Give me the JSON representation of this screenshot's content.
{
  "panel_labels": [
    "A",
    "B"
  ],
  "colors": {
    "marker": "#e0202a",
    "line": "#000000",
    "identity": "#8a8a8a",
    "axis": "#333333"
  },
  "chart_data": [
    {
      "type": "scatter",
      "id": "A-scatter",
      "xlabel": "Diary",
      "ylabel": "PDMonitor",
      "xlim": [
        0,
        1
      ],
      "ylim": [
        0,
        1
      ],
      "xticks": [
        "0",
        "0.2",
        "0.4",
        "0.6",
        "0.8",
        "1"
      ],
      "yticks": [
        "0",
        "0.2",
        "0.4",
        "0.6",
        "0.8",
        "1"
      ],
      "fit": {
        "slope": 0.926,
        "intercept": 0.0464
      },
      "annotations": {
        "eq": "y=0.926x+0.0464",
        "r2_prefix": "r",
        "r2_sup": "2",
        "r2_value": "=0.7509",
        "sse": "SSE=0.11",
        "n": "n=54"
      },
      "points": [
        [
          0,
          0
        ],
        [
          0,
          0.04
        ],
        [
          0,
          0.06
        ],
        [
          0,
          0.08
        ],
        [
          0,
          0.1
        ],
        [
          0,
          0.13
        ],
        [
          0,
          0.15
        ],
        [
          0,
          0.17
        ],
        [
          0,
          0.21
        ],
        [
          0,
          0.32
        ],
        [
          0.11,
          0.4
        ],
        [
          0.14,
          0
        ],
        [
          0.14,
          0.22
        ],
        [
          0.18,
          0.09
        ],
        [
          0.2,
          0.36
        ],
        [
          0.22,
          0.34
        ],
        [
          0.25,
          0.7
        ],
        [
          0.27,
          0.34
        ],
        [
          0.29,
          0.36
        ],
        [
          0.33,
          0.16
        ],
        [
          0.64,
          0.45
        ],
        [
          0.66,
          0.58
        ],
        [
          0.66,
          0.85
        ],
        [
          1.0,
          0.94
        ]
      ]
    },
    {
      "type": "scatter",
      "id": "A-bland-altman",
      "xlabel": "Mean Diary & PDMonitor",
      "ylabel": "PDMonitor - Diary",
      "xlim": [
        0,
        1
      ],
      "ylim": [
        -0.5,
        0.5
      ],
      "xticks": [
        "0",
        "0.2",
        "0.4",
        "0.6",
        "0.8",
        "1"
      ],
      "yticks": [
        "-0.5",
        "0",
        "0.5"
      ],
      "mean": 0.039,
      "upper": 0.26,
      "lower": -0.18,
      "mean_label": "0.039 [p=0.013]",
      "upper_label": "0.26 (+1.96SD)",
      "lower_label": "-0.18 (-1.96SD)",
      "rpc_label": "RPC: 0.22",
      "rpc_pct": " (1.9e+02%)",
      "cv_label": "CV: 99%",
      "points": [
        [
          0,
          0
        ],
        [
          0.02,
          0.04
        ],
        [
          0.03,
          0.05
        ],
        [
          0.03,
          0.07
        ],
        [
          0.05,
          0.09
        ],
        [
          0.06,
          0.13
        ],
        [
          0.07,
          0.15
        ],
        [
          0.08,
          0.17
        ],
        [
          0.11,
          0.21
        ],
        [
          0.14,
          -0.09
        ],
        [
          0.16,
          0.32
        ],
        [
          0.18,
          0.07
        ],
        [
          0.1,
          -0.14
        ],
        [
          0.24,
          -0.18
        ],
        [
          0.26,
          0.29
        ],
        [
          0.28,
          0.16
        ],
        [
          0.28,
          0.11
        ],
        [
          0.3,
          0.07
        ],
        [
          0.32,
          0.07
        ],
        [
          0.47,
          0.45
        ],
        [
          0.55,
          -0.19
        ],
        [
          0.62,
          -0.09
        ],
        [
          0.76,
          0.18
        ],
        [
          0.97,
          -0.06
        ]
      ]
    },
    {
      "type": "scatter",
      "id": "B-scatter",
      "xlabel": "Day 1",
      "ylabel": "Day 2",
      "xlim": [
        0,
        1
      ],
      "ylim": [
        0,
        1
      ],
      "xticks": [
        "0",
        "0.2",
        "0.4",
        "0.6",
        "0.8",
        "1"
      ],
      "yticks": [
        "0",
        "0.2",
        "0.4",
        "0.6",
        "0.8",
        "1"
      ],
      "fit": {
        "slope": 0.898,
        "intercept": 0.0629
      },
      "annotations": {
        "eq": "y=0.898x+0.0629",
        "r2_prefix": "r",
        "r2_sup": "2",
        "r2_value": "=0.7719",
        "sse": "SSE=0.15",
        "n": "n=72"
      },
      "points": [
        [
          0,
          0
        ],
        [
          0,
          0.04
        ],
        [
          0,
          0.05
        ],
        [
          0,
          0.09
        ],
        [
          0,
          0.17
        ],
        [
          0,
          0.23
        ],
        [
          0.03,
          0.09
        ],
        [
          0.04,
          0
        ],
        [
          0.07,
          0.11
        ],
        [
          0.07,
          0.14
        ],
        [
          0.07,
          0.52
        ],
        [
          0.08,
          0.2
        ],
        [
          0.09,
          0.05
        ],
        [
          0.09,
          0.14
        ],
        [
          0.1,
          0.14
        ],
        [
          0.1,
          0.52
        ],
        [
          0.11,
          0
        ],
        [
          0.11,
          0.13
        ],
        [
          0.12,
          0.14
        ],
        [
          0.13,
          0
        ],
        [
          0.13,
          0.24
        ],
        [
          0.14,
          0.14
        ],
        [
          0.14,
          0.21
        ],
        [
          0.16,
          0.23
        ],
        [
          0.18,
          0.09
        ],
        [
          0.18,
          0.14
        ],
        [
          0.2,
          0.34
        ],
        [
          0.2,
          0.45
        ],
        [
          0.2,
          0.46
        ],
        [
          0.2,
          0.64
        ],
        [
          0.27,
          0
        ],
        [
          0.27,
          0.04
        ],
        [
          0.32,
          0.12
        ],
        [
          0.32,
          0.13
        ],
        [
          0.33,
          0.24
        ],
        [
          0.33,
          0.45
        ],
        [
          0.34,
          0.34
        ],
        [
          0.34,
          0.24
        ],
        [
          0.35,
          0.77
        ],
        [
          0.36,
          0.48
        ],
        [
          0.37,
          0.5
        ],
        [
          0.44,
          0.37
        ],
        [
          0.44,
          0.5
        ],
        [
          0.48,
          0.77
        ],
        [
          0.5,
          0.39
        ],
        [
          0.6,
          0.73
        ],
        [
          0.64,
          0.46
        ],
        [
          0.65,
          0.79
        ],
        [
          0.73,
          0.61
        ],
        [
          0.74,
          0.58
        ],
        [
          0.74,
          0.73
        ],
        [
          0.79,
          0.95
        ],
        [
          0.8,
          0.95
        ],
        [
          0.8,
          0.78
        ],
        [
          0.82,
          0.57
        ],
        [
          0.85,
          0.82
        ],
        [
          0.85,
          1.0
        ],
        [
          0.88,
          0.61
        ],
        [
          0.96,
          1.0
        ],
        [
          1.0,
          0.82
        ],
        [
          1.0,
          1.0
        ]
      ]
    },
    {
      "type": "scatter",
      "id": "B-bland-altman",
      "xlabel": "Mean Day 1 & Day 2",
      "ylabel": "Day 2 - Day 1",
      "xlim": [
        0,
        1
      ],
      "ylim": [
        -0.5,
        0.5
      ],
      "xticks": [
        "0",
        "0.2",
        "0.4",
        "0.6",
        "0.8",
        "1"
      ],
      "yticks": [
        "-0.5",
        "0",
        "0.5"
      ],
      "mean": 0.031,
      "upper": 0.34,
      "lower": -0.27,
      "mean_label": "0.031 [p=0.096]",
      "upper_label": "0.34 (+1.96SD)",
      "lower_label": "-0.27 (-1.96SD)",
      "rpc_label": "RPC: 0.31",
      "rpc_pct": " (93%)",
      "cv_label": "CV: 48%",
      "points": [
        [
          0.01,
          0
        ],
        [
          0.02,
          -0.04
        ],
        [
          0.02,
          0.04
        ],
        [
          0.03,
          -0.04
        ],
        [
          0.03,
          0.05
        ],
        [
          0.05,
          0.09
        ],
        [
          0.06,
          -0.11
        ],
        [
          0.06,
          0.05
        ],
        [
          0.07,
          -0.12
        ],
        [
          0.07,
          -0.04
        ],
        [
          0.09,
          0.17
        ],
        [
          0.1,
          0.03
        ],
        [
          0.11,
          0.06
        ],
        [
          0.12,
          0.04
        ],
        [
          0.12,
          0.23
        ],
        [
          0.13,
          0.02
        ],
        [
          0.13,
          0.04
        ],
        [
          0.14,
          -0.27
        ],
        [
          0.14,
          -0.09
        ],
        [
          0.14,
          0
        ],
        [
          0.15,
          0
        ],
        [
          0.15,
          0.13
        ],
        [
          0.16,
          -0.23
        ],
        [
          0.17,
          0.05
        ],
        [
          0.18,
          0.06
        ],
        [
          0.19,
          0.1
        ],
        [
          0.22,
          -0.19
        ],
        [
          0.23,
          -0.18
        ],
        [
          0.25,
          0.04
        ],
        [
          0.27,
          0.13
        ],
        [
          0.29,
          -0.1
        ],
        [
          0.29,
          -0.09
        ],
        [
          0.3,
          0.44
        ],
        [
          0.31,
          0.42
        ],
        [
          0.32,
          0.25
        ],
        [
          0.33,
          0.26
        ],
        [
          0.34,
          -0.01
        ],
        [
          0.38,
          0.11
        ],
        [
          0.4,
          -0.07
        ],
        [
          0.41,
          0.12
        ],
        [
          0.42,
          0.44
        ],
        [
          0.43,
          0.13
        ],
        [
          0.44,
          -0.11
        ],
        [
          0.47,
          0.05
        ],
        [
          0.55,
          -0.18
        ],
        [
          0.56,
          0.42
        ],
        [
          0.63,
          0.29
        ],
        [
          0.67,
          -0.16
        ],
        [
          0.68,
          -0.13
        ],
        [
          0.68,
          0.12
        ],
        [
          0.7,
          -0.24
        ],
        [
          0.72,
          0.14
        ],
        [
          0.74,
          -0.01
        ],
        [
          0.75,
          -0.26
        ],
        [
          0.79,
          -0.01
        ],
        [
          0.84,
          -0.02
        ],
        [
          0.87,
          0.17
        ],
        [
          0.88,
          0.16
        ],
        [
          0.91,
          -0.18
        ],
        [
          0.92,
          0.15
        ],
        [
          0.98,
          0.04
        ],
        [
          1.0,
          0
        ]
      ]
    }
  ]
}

-----

§ **What is needed**: Collect each line holding the string "xlabel".

§ **Problem solution**:
      "xlabel": "Diary",
      "xlabel": "Mean Diary & PDMonitor",
      "xlabel": "Day 1",
      "xlabel": "Mean Day 1 & Day 2",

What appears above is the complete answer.